Dataset entries ->
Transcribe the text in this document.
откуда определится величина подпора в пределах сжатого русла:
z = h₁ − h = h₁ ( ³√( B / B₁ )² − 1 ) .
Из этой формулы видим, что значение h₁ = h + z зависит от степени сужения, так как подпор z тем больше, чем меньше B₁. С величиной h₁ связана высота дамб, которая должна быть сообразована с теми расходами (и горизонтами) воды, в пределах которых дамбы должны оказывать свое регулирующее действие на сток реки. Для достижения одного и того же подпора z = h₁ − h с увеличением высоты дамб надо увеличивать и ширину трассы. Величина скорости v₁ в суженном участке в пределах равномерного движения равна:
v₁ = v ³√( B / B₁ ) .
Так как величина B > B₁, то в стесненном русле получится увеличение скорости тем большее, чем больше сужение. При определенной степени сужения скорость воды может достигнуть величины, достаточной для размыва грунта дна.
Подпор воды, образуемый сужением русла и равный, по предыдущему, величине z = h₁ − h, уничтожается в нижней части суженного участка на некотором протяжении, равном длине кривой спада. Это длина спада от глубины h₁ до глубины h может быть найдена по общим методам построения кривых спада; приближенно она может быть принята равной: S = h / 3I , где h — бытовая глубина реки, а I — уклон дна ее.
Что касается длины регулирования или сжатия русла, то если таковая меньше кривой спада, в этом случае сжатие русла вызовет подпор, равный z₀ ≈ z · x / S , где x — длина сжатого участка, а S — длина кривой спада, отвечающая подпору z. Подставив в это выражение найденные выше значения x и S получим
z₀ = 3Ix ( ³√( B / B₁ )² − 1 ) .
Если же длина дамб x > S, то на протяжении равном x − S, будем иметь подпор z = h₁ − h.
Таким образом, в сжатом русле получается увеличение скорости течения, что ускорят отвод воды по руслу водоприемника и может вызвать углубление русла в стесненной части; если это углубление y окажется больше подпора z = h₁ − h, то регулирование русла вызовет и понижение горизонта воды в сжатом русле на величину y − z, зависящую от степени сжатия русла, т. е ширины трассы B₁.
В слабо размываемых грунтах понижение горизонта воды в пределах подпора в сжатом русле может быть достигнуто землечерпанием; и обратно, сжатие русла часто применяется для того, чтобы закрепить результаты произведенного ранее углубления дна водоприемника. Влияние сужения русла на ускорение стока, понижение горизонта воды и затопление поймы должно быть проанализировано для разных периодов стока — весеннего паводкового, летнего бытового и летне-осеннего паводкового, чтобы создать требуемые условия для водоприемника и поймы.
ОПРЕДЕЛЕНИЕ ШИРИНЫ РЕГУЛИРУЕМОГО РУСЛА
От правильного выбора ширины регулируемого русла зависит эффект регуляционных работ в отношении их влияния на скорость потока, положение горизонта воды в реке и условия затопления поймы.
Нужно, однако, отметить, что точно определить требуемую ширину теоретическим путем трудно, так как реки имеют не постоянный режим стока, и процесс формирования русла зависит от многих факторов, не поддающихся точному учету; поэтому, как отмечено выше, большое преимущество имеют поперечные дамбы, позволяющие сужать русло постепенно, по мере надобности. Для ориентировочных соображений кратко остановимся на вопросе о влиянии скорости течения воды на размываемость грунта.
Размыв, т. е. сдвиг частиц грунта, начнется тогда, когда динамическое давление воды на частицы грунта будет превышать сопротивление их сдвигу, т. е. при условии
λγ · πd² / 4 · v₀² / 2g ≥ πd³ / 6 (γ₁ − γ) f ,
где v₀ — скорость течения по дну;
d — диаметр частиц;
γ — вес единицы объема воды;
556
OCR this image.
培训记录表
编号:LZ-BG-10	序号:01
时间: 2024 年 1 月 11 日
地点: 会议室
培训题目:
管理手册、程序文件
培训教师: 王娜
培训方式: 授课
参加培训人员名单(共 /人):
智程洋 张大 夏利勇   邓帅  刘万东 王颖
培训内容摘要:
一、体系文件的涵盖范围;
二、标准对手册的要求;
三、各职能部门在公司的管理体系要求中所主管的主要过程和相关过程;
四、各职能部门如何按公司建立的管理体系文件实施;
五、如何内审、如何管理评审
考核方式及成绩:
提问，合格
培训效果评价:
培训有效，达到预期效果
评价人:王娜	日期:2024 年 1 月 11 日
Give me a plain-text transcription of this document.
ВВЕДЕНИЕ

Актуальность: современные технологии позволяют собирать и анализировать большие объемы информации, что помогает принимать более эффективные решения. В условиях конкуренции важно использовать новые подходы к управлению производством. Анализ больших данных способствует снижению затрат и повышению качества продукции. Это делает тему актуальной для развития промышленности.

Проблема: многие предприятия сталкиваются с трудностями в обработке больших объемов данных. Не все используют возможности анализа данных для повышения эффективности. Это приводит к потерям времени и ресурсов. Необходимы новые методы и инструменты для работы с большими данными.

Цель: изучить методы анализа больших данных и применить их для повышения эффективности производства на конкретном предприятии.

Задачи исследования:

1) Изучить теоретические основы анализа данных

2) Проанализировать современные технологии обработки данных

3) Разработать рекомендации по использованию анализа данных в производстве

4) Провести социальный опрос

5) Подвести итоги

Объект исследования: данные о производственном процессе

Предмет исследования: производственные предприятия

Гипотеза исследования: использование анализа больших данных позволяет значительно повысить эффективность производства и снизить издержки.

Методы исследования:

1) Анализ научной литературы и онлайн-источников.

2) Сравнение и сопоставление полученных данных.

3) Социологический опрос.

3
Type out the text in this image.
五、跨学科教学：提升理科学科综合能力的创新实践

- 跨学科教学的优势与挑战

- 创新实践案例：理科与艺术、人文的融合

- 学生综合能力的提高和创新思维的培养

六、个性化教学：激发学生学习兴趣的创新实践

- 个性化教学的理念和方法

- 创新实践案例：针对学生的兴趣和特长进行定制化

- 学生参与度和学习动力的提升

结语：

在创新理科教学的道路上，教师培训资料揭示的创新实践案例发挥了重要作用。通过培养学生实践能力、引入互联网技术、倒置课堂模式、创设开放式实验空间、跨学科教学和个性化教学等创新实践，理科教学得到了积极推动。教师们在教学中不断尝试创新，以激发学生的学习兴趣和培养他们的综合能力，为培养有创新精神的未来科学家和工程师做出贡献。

Task description -> Quote all of the entries exactly as they appear.

Right answer ->
Transcribe the text in this document.
откуда определится величина подпора в пределах сжатого русла:
z = h₁ − h = h₁ ( ³√( B / B₁ )² − 1 ) .
Из этой формулы видим, что значение h₁ = h + z зависит от степени сужения, так как подпор z тем больше, чем меньше B₁. С величиной h₁ связана высота дамб, которая должна быть сообразована с теми расходами (и горизонтами) воды, в пределах которых дамбы должны оказывать свое регулирующее действие на сток реки. Для достижения одного и того же подпора z = h₁ − h с увеличением высоты дамб надо увеличивать и ширину трассы. Величина скорости v₁ в суженном участке в пределах равномерного движения равна:
v₁ = v ³√( B / B₁ ) .
Так как величина B > B₁, то в стесненном русле получится увеличение скорости тем большее, чем больше сужение. При определенной степени сужения скорость воды может достигнуть величины, достаточной для размыва грунта дна.
Подпор воды, образуемый сужением русла и равный, по предыдущему, величине z = h₁ − h, уничтожается в нижней части суженного участка на некотором протяжении, равном длине кривой спада. Это длина спада от глубины h₁ до глубины h может быть найдена по общим методам построения кривых спада; приближенно она может быть принята равной: S = h / 3I , где h — бытовая глубина реки, а I — уклон дна ее.
Что касается длины регулирования или сжатия русла, то если таковая меньше кривой спада, в этом случае сжатие русла вызовет подпор, равный z₀ ≈ z · x / S , где x — длина сжатого участка, а S — длина кривой спада, отвечающая подпору z. Подставив в это выражение найденные выше значения x и S получим
z₀ = 3Ix ( ³√( B / B₁ )² − 1 ) .
Если же длина дамб x > S, то на протяжении равном x − S, будем иметь подпор z = h₁ − h.
Таким образом, в сжатом русле получается увеличение скорости течения, что ускорят отвод воды по руслу водоприемника и может вызвать углубление русла в стесненной части; если это углубление y окажется больше подпора z = h₁ − h, то регулирование русла вызовет и понижение горизонта воды в сжатом русле на величину y − z, зависящую от степени сжатия русла, т. е ширины трассы B₁.
В слабо размываемых грунтах понижение горизонта воды в пределах подпора в сжатом русле может быть достигнуто землечерпанием; и обратно, сжатие русла часто применяется для того, чтобы закрепить результаты произведенного ранее углубления дна водоприемника. Влияние сужения русла на ускорение стока, понижение горизонта воды и затопление поймы должно быть проанализировано для разных периодов стока — весеннего паводкового, летнего бытового и летне-осеннего паводкового, чтобы создать требуемые условия для водоприемника и поймы.
ОПРЕДЕЛЕНИЕ ШИРИНЫ РЕГУЛИРУЕМОГО РУСЛА
От правильного выбора ширины регулируемого русла зависит эффект регуляционных работ в отношении их влияния на скорость потока, положение горизонта воды в реке и условия затопления поймы.
Нужно, однако, отметить, что точно определить требуемую ширину теоретическим путем трудно, так как реки имеют не постоянный режим стока, и процесс формирования русла зависит от многих факторов, не поддающихся точному учету; поэтому, как отмечено выше, большое преимущество имеют поперечные дамбы, позволяющие сужать русло постепенно, по мере надобности. Для ориентировочных соображений кратко остановимся на вопросе о влиянии скорости течения воды на размываемость грунта.
Размыв, т. е. сдвиг частиц грунта, начнется тогда, когда динамическое давление воды на частицы грунта будет превышать сопротивление их сдвигу, т. е. при условии
λγ · πd² / 4 · v₀² / 2g ≥ πd³ / 6 (γ₁ − γ) f ,
где v₀ — скорость течения по дну;
d — диаметр частиц;
γ — вес единицы объема воды;
556
OCR this image.
培训记录表
编号:LZ-BG-10	序号:01
时间: 2024 年 1 月 11 日
地点: 会议室
培训题目:
管理手册、程序文件
培训教师: 王娜
培训方式: 授课
参加培训人员名单(共 /人):
智程洋 张大 夏利勇   邓帅  刘万东 王颖
培训内容摘要:
一、体系文件的涵盖范围;
二、标准对手册的要求;
三、各职能部门在公司的管理体系要求中所主管的主要过程和相关过程;
四、各职能部门如何按公司建立的管理体系文件实施;
五、如何内审、如何管理评审
考核方式及成绩:
提问，合格
培训效果评价:
培训有效，达到预期效果
评价人:王娜	日期:2024 年 1 月 11 日
Give me a plain-text transcription of this document.
ВВЕДЕНИЕ

Актуальность: современные технологии позволяют собирать и анализировать большие объемы информации, что помогает принимать более эффективные решения. В условиях конкуренции важно использовать новые подходы к управлению производством. Анализ больших данных способствует снижению затрат и повышению качества продукции. Это делает тему актуальной для развития промышленности.

Проблема: многие предприятия сталкиваются с трудностями в обработке больших объемов данных. Не все используют возможности анализа данных для повышения эффективности. Это приводит к потерям времени и ресурсов. Необходимы новые методы и инструменты для работы с большими данными.

Цель: изучить методы анализа больших данных и применить их для повышения эффективности производства на конкретном предприятии.

Задачи исследования:

1) Изучить теоретические основы анализа данных

2) Проанализировать современные технологии обработки данных

3) Разработать рекомендации по использованию анализа данных в производстве

4) Провести социальный опрос

5) Подвести итоги

Объект исследования: данные о производственном процессе

Предмет исследования: производственные предприятия

Гипотеза исследования: использование анализа больших данных позволяет значительно повысить эффективность производства и снизить издержки.

Методы исследования:

1) Анализ научной литературы и онлайн-источников.

2) Сравнение и сопоставление полученных данных.

3) Социологический опрос.

3
Type out the text in this image.
五、跨学科教学：提升理科学科综合能力的创新实践

- 跨学科教学的优势与挑战

- 创新实践案例：理科与艺术、人文的融合

- 学生综合能力的提高和创新思维的培养

六、个性化教学：激发学生学习兴趣的创新实践

- 个性化教学的理念和方法

- 创新实践案例：针对学生的兴趣和特长进行定制化

- 学生参与度和学习动力的提升

结语：

在创新理科教学的道路上，教师培训资料揭示的创新实践案例发挥了重要作用。通过培养学生实践能力、引入互联网技术、倒置课堂模式、创设开放式实验空间、跨学科教学和个性化教学等创新实践，理科教学得到了积极推动。教师们在教学中不断尝试创新，以激发学生的学习兴趣和培养他们的综合能力，为培养有创新精神的未来科学家和工程师做出贡献。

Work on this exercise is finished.